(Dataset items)
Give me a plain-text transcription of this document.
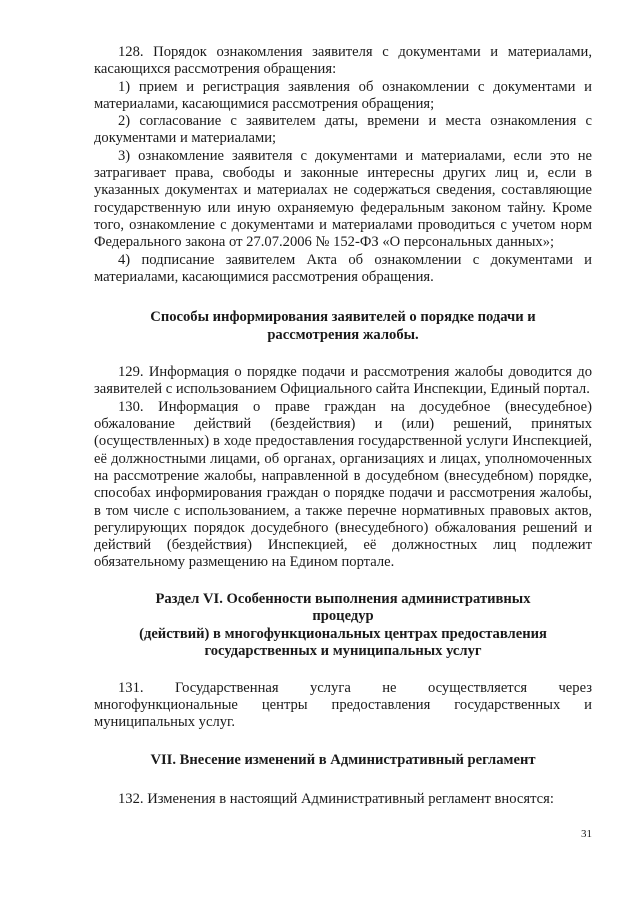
128. Порядок ознакомления заявителя с документами и материалами, касающихся рассмотрения обращения:

1) прием и регистрация заявления об ознакомлении с документами и материалами, касающимися рассмотрения обращения;

2) согласование с заявителем даты, времени и места ознакомления с документами и материалами;

3) ознакомление заявителя с документами и материалами, если это не затрагивает права, свободы и законные интересны других лиц и, если в указанных документах и материалах не содержаться сведения, составляющие государственную или иную охраняемую федеральным законом тайну. Кроме того, ознакомление с документами и материалами проводиться с учетом норм Федерального закона от 27.07.2006 № 152-ФЗ «О персональных данных»;

4) подписание заявителем Акта об ознакомлении с документами и материалами, касающимися рассмотрения обращения.

Способы информирования заявителей о порядке подачи и
рассмотрения жалобы.

129. Информация о порядке подачи и рассмотрения жалобы доводится до заявителей с использованием Официального сайта Инспекции, Единый портал.

130. Информация о праве граждан на досудебное (внесудебное) обжалование действий (бездействия) и (или) решений, принятых (осуществленных) в ходе предоставления государственной услуги Инспекцией, её должностными лицами, об органах, организациях и лицах, уполномоченных на рассмотрение жалобы, направленной в досудебном (внесудебном) порядке, способах информирования граждан о порядке подачи и рассмотрения жалобы, в том числе с использованием, а также перечне нормативных правовых актов, регулирующих порядок досудебного (внесудебного) обжалования решений и действий (бездействия) Инспекцией, её должностных лиц подлежит обязательному размещению на Едином портале.

Раздел VI. Особенности выполнения административных
процедур
(действий) в многофункциональных центрах предоставления
государственных и муниципальных услуг

131. Государственная услуга не осуществляется через многофункциональные центры предоставления государственных и муниципальных услуг.

VII. Внесение изменений в Административный регламент

132. Изменения в настоящий Административный регламент вносятся:

31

■ **Work to be completed**: Write the material out again exactly as it appears, dropping the pictures.

■ **Full response**:
Give me a plain-text transcription of this document.
128. Порядок ознакомления заявителя с документами и материалами, касающихся рассмотрения обращения:

1) прием и регистрация заявления об ознакомлении с документами и материалами, касающимися рассмотрения обращения;

2) согласование с заявителем даты, времени и места ознакомления с документами и материалами;

3) ознакомление заявителя с документами и материалами, если это не затрагивает права, свободы и законные интересны других лиц и, если в указанных документах и материалах не содержаться сведения, составляющие государственную или иную охраняемую федеральным законом тайну. Кроме того, ознакомление с документами и материалами проводиться с учетом норм Федерального закона от 27.07.2006 № 152-ФЗ «О персональных данных»;

4) подписание заявителем Акта об ознакомлении с документами и материалами, касающимися рассмотрения обращения.

Способы информирования заявителей о порядке подачи и
рассмотрения жалобы.

129. Информация о порядке подачи и рассмотрения жалобы доводится до заявителей с использованием Официального сайта Инспекции, Единый портал.

130. Информация о праве граждан на досудебное (внесудебное) обжалование действий (бездействия) и (или) решений, принятых (осуществленных) в ходе предоставления государственной услуги Инспекцией, её должностными лицами, об органах, организациях и лицах, уполномоченных на рассмотрение жалобы, направленной в досудебном (внесудебном) порядке, способах информирования граждан о порядке подачи и рассмотрения жалобы, в том числе с использованием, а также перечне нормативных правовых актов, регулирующих порядок досудебного (внесудебного) обжалования решений и действий (бездействия) Инспекцией, её должностных лиц подлежит обязательному размещению на Едином портале.

Раздел VI. Особенности выполнения административных
процедур
(действий) в многофункциональных центрах предоставления
государственных и муниципальных услуг

131. Государственная услуга не осуществляется через многофункциональные центры предоставления государственных и муниципальных услуг.

VII. Внесение изменений в Административный регламент

132. Изменения в настоящий Административный регламент вносятся:

31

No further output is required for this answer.